### [Исходный отрывок]
* * * * * * *

XVIII
Тонкая, искусительная и могучая диалектика его так и начинается, как она должна была начаться. Он называется «клеветником», – с клеветы на человека и начинается его речь.
Человеческая природа – есть ли она в основе своей добрая и только искажена привнесенным злом? или она от начала злая и только бессильно стремится подняться к чему-то лучшему? – вот затруднение, решив которое в одну сторону он основал на нем всю свою мысль. Человек померкающая ли искра, или он – холодный пепел, который можно только зажечь со стороны; что́ такое он в сокровенной своей сущности – вот на что мы должны ответить, прежде чем решимся бороться с ней далее.
Только раз дрогнула его речь, только однажды он оговорился: это когда заметил, что за тем, кто поманит человека истиной, он побежит, «бросив даже и хлебы». – «В этом Ты был прав», – оговорился он. В мимолетном смущении этом не раскрылась ли, чтобы вновь закрыться, настоящая истина? И если – да, то существуют ли какие-нибудь способы вывести ее к свету нашего ясного сознания?

* * * * * * *

### [Предоставленный материал]
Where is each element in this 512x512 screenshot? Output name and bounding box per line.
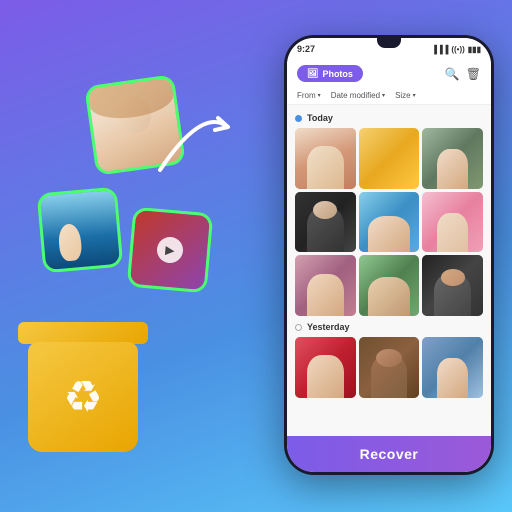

* * * * * * *

### [Задания]
1) Выпишите из отрывка о человеческой природе фрагмент между словами «Человеческая природа –» и «с ней далее.», включая их.
2) Продолжите отрывок о человеческой природе после его последнего предложения.

### [Ответы к заданиям]
1)
Человеческая природа – есть ли она в основе своей добрая и только искажена привнесенным злом? или она от начала злая и только бессильно стремится подняться к чему-то лучшему? – вот затруднение, решив которое в одну сторону он основал на нем всю свою мысль. Человек померкающая ли искра, или он – холодный пепел, который можно только зажечь со стороны; что́ такое он в сокровенной своей сущности – вот на что мы должны ответить, прежде чем решимся бороться с ней далее.

2)
Искусительно развивается его диалектика: он берет самое важное – отношение человека к Богу и этим отношением измеряет низость и постоянство его падения. Стоя перед ликом Бога, между Ним и человечеством в его тысячелетних судьбах, он указывает на Его святой образ и, показав, что даже и над Ним сумел надругаться человек, спрашивает о мере его истинного достоинства. Кажется, что защищать себя – значит здесь не чувствовать святости образа, уже одною попыткою к оправданию – лишаться всякого на него права; как, подобным же образом, ранее одна попытка не отказаться от правосудия Божия казалась ужасающим оскорблением для безвинно страдающих в роде людском. Чудная, в самом деле, речь перед нами: Божество и соединенный с Ним человек непреодолимо разъединяются, и всякое усилие помешать этому кажется восстанием именно против Божества или против самого человека.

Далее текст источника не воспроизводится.